* _Do this_
Your task is to extract every line from the material below exactly.

Records that describe figures:
........

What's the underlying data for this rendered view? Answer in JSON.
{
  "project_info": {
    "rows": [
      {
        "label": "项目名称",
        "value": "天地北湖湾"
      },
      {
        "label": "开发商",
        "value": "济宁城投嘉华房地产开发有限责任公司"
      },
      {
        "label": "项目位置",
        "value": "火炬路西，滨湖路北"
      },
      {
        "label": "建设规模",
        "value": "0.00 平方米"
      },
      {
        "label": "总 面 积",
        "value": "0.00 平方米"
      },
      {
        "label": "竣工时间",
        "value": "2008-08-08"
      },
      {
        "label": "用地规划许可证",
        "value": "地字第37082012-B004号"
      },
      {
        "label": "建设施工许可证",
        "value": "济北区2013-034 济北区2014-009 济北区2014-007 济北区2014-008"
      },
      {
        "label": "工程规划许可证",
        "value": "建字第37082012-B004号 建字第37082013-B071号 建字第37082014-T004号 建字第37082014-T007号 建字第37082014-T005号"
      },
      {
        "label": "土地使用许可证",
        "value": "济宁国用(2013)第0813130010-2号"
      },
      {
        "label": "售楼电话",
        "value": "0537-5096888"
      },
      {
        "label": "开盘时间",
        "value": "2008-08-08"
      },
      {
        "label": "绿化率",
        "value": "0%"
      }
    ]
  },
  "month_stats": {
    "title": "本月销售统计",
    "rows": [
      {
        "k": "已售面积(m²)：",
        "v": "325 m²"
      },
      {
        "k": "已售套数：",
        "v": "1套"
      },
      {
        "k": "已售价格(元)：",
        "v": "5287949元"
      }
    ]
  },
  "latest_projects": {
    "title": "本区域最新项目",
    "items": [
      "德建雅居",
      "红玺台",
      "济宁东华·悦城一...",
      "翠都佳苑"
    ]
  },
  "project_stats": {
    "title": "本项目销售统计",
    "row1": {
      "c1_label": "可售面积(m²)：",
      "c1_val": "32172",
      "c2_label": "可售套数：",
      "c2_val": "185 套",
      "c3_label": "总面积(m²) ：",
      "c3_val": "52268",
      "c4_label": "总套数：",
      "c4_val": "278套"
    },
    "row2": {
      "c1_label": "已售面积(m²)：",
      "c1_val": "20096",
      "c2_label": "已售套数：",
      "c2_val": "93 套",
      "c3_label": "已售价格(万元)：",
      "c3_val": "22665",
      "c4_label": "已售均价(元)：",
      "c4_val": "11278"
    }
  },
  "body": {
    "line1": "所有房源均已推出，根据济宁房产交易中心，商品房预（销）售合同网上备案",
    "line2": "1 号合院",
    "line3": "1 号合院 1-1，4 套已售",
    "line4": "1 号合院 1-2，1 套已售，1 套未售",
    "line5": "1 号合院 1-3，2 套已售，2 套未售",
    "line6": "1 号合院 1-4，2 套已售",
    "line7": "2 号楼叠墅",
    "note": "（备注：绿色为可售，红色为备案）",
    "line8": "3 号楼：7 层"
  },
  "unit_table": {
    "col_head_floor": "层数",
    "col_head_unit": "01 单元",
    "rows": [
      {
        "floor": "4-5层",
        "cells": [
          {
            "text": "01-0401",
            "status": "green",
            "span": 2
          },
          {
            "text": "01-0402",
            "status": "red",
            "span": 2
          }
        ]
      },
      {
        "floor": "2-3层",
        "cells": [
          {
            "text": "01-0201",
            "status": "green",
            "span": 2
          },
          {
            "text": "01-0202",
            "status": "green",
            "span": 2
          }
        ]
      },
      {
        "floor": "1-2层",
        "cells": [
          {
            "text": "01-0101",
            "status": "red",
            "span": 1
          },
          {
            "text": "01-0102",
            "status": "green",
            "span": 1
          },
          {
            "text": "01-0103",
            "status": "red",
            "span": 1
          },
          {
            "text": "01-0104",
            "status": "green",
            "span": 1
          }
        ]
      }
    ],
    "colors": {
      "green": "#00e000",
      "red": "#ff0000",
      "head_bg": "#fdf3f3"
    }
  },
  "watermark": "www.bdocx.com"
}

........

* _Written reply_
What's the underlying data for this rendered view? Answer in JSON.
{
  "project_info": {
    "rows": [
      {
        "label": "项目名称",
        "value": "天地北湖湾"
      },
      {
        "label": "开发商",
        "value": "济宁城投嘉华房地产开发有限责任公司"
      },
      {
        "label": "项目位置",
        "value": "火炬路西，滨湖路北"
      },
      {
        "label": "建设规模",
        "value": "0.00 平方米"
      },
      {
        "label": "总 面 积",
        "value": "0.00 平方米"
      },
      {
        "label": "竣工时间",
        "value": "2008-08-08"
      },
      {
        "label": "用地规划许可证",
        "value": "地字第37082012-B004号"
      },
      {
        "label": "建设施工许可证",
        "value": "济北区2013-034 济北区2014-009 济北区2014-007 济北区2014-008"
      },
      {
        "label": "工程规划许可证",
        "value": "建字第37082012-B004号 建字第37082013-B071号 建字第37082014-T004号 建字第37082014-T007号 建字第37082014-T005号"
      },
      {
        "label": "土地使用许可证",
        "value": "济宁国用(2013)第0813130010-2号"
      },
      {
        "label": "售楼电话",
        "value": "0537-5096888"
      },
      {
        "label": "开盘时间",
        "value": "2008-08-08"
      },
      {
        "label": "绿化率",
        "value": "0%"
      }
    ]
  },
  "month_stats": {
    "title": "本月销售统计",
    "rows": [
      {
        "k": "已售面积(m²)：",
        "v": "325 m²"
      },
      {
        "k": "已售套数：",
        "v": "1套"
      },
      {
        "k": "已售价格(元)：",
        "v": "5287949元"
      }
    ]
  },
  "latest_projects": {
    "title": "本区域最新项目",
    "items": [
      "德建雅居",
      "红玺台",
      "济宁东华·悦城一...",
      "翠都佳苑"
    ]
  },
  "project_stats": {
    "title": "本项目销售统计",
    "row1": {
      "c1_label": "可售面积(m²)：",
      "c1_val": "32172",
      "c2_label": "可售套数：",
      "c2_val": "185 套",
      "c3_label": "总面积(m²) ：",
      "c3_val": "52268",
      "c4_label": "总套数：",
      "c4_val": "278套"
    },
    "row2": {
      "c1_label": "已售面积(m²)：",
      "c1_val": "20096",
      "c2_label": "已售套数：",
      "c2_val": "93 套",
      "c3_label": "已售价格(万元)：",
      "c3_val": "22665",
      "c4_label": "已售均价(元)：",
      "c4_val": "11278"
    }
  },
  "body": {
    "line1": "所有房源均已推出，根据济宁房产交易中心，商品房预（销）售合同网上备案",
    "line2": "1 号合院",
    "line3": "1 号合院 1-1，4 套已售",
    "line4": "1 号合院 1-2，1 套已售，1 套未售",
    "line5": "1 号合院 1-3，2 套已售，2 套未售",
    "line6": "1 号合院 1-4，2 套已售",
    "line7": "2 号楼叠墅",
    "note": "（备注：绿色为可售，红色为备案）",
    "line8": "3 号楼：7 层"
  },
  "unit_table": {
    "col_head_floor": "层数",
    "col_head_unit": "01 单元",
    "rows": [
      {
        "floor": "4-5层",
        "cells": [
          {
            "text": "01-0401",
            "status": "green",
            "span": 2
          },
          {
            "text": "01-0402",
            "status": "red",
            "span": 2
          }
        ]
      },
      {
        "floor": "2-3层",
        "cells": [
          {
            "text": "01-0201",
            "status": "green",
            "span": 2
          },
          {
            "text": "01-0202",
            "status": "green",
            "span": 2
          }
        ]
      },
      {
        "floor": "1-2层",
        "cells": [
          {
            "text": "01-0101",
            "status": "red",
            "span": 1
          },
          {
            "text": "01-0102",
            "status": "green",
            "span": 1
          },
          {
            "text": "01-0103",
            "status": "red",
            "span": 1
          },
          {
            "text": "01-0104",
            "status": "green",
            "span": 1
          }
        ]
      }
    ],
    "colors": {
      "green": "#00e000",
      "red": "#ff0000",
      "head_bg": "#fdf3f3"
    }
  },
  "watermark": "www.bdocx.com"
}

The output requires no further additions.